◆ THE PROBLEM:
Skip the pictures and extract all of the lines exactly as written.

------ GIVEN INFORMATION ------

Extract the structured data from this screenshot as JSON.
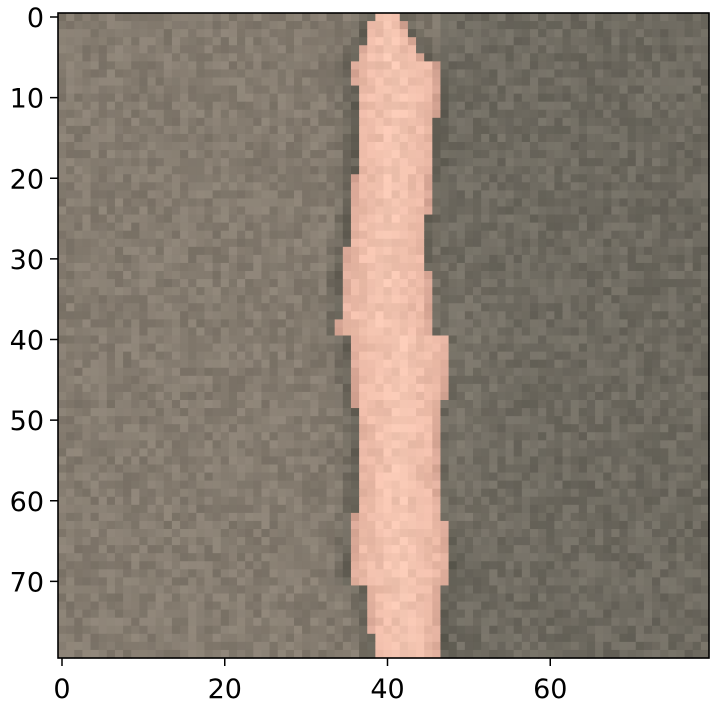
{
  "image": {
    "rows": 80,
    "cols": 80,
    "subject": "bright-vertical-stripe-on-gray-background",
    "colors": {
      "background_left": "#857c70",
      "background_right": "#6e6a60",
      "background_dark_edge": "#5d5a50",
      "stripe_core": "#e8b5a2",
      "stripe_highlight": "#f4c6b2",
      "stripe_shadow": "#c9998a"
    }
  },
  "axes": {
    "x_ticks": [
      {
        "value": 0,
        "label": "0"
      },
      {
        "value": 20,
        "label": "20"
      },
      {
        "value": 40,
        "label": "40"
      },
      {
        "value": 60,
        "label": "60"
      }
    ],
    "y_ticks": [
      {
        "value": 0,
        "label": "0"
      },
      {
        "value": 10,
        "label": "10"
      },
      {
        "value": 20,
        "label": "20"
      },
      {
        "value": 30,
        "label": "30"
      },
      {
        "value": 40,
        "label": "40"
      },
      {
        "value": 50,
        "label": "50"
      },
      {
        "value": 60,
        "label": "60"
      },
      {
        "value": 70,
        "label": "70"
      }
    ],
    "frame_color": "#000000"
  }
}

------

◆ COMPLETE ANSWER:
Extract the structured data from this screenshot as JSON.
{
  "image": {
    "rows": 80,
    "cols": 80,
    "subject": "bright-vertical-stripe-on-gray-background",
    "colors": {
      "background_left": "#857c70",
      "background_right": "#6e6a60",
      "background_dark_edge": "#5d5a50",
      "stripe_core": "#e8b5a2",
      "stripe_highlight": "#f4c6b2",
      "stripe_shadow": "#c9998a"
    }
  },
  "axes": {
    "x_ticks": [
      {
        "value": 0,
        "label": "0"
      },
      {
        "value": 20,
        "label": "20"
      },
      {
        "value": 40,
        "label": "40"
      },
      {
        "value": 60,
        "label": "60"
      }
    ],
    "y_ticks": [
      {
        "value": 0,
        "label": "0"
      },
      {
        "value": 10,
        "label": "10"
      },
      {
        "value": 20,
        "label": "20"
      },
      {
        "value": 30,
        "label": "30"
      },
      {
        "value": 40,
        "label": "40"
      },
      {
        "value": 50,
        "label": "50"
      },
      {
        "value": 60,
        "label": "60"
      },
      {
        "value": 70,
        "label": "70"
      }
    ],
    "frame_color": "#000000"
  }
}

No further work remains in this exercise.